Goal: Set down precisely the lines from the line with "Output the underlying" through the end of the material, inclusive, and no pictures.

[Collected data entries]
╔══

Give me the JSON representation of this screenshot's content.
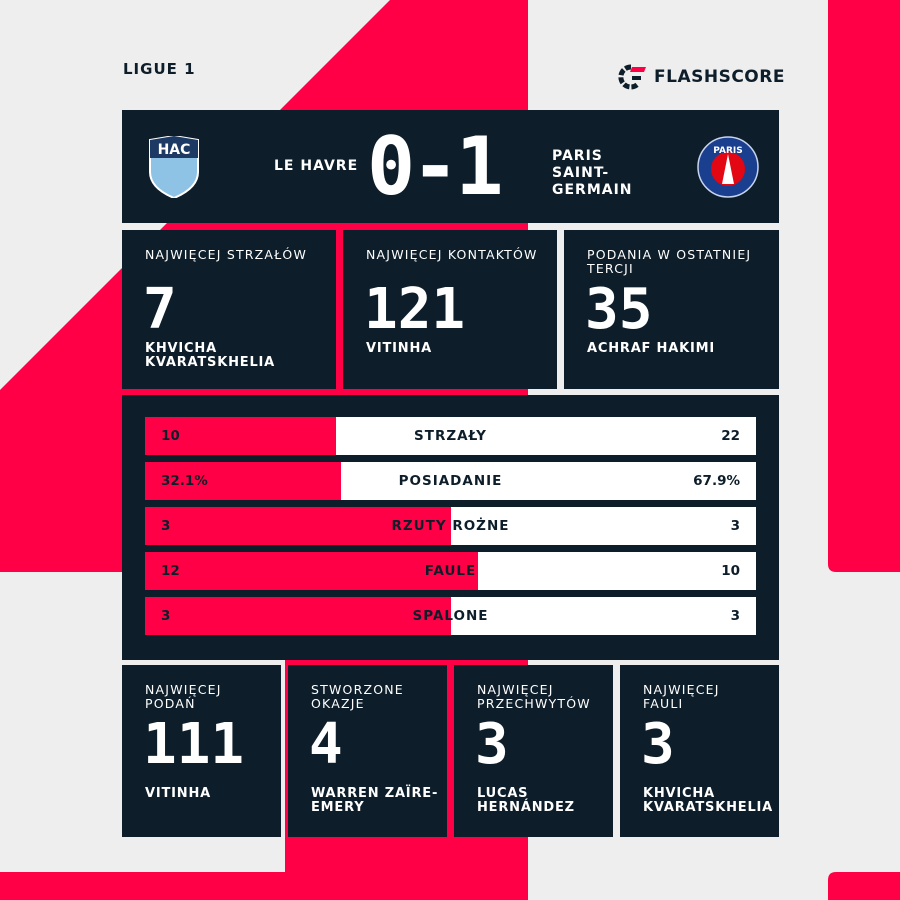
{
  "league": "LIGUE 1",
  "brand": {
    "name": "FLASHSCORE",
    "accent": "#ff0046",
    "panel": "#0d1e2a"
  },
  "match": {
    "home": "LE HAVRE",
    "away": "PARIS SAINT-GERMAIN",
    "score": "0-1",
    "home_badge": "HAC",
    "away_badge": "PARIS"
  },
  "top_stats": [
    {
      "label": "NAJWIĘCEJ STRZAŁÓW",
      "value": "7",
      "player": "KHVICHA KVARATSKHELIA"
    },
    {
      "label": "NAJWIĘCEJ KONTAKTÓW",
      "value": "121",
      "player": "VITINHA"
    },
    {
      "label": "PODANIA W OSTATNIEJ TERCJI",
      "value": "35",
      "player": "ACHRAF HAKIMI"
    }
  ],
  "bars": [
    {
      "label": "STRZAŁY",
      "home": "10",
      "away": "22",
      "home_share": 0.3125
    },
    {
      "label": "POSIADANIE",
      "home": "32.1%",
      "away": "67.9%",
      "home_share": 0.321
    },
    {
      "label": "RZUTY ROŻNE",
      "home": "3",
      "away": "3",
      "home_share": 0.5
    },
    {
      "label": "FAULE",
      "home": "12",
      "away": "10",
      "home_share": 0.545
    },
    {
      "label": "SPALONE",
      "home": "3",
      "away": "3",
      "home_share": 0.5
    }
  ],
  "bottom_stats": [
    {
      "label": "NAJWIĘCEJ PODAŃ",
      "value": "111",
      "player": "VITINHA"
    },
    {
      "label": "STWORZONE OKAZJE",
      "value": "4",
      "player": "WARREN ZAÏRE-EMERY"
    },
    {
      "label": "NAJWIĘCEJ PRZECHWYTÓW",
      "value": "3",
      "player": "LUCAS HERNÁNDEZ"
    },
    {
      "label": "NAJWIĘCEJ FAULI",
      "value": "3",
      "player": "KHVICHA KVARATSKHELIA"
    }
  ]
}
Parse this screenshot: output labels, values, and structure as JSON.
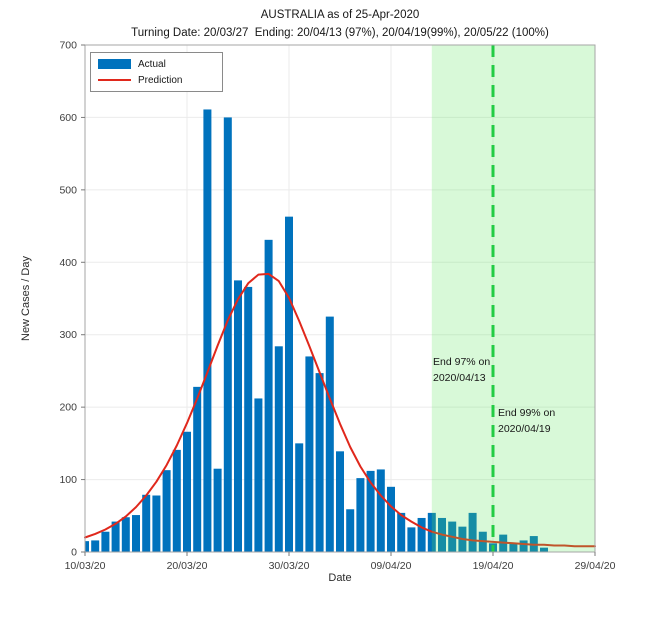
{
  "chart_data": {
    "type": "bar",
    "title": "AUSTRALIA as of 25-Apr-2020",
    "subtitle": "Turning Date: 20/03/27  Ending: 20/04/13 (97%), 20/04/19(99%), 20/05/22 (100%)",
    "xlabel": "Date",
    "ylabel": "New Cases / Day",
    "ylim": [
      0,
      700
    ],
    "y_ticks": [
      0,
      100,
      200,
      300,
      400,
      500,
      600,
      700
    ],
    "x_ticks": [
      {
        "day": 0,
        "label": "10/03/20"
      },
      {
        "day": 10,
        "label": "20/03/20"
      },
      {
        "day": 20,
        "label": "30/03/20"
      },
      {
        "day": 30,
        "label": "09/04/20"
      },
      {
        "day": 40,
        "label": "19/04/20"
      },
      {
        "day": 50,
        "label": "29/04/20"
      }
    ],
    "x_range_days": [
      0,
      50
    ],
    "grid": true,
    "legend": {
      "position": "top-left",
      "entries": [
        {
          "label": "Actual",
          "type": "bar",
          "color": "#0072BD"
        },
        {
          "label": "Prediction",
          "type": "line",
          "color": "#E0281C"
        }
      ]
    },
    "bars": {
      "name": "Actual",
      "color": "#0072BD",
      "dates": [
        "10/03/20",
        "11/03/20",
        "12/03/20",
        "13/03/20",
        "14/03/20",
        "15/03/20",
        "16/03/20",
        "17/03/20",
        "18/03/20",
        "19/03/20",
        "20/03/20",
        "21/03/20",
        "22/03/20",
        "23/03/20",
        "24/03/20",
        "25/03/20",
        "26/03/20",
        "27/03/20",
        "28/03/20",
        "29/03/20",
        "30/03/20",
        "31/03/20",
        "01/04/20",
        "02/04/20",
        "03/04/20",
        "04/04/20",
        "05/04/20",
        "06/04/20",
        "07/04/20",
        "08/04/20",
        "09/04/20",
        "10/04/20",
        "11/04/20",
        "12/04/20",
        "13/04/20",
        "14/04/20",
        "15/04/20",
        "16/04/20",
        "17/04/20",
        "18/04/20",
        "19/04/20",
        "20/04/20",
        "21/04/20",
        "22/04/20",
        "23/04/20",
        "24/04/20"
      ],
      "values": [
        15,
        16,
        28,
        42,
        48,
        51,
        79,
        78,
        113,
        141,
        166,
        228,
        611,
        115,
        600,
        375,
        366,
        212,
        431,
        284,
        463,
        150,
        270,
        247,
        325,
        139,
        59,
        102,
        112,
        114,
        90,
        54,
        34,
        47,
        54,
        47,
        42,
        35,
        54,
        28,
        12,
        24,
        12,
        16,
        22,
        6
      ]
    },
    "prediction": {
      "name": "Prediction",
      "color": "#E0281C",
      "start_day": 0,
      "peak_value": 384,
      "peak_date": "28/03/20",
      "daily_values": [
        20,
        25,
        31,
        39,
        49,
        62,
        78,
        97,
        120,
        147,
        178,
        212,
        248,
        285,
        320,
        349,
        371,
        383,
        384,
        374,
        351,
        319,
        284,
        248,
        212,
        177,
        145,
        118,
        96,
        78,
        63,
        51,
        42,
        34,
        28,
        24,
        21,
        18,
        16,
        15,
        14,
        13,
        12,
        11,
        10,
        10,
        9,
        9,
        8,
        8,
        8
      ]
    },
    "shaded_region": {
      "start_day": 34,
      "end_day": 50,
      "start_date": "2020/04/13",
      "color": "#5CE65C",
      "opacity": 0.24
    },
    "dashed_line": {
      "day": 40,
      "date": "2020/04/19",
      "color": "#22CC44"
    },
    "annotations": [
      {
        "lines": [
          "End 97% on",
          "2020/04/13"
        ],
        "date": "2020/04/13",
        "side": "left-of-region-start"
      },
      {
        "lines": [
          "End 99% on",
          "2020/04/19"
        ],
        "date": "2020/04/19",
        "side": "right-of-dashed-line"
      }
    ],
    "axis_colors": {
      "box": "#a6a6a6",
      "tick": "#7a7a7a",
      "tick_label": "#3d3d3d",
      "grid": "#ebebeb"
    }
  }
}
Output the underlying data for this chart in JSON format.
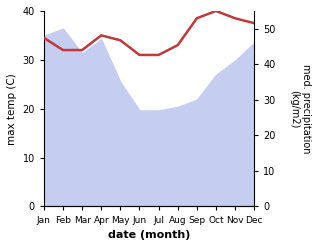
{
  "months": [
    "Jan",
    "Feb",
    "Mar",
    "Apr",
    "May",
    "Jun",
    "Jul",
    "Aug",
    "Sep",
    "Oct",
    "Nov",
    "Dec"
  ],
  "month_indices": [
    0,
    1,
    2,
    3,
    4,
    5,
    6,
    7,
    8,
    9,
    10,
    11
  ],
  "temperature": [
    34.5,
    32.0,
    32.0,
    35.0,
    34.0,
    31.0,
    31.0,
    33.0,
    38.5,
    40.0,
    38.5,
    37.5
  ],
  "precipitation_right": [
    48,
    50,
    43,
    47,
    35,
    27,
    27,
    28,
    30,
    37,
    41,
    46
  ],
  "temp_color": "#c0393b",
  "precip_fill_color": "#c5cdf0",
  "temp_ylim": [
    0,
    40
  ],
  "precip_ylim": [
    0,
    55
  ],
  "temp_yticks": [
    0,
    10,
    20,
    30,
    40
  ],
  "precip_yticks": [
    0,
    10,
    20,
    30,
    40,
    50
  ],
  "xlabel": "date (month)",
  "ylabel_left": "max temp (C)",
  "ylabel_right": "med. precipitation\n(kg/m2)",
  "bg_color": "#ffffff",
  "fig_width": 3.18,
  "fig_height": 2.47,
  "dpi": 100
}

╚══

Correct output:
Output the underlying data for this chart in JSON format.
{
  "months": [
    "Jan",
    "Feb",
    "Mar",
    "Apr",
    "May",
    "Jun",
    "Jul",
    "Aug",
    "Sep",
    "Oct",
    "Nov",
    "Dec"
  ],
  "month_indices": [
    0,
    1,
    2,
    3,
    4,
    5,
    6,
    7,
    8,
    9,
    10,
    11
  ],
  "temperature": [
    34.5,
    32.0,
    32.0,
    35.0,
    34.0,
    31.0,
    31.0,
    33.0,
    38.5,
    40.0,
    38.5,
    37.5
  ],
  "precipitation_right": [
    48,
    50,
    43,
    47,
    35,
    27,
    27,
    28,
    30,
    37,
    41,
    46
  ],
  "temp_color": "#c0393b",
  "precip_fill_color": "#c5cdf0",
  "temp_ylim": [
    0,
    40
  ],
  "precip_ylim": [
    0,
    55
  ],
  "temp_yticks": [
    0,
    10,
    20,
    30,
    40
  ],
  "precip_yticks": [
    0,
    10,
    20,
    30,
    40,
    50
  ],
  "xlabel": "date (month)",
  "ylabel_left": "max temp (C)",
  "ylabel_right": "med. precipitation\n(kg/m2)",
  "bg_color": "#ffffff",
  "fig_width": 3.18,
  "fig_height": 2.47,
  "dpi": 100
}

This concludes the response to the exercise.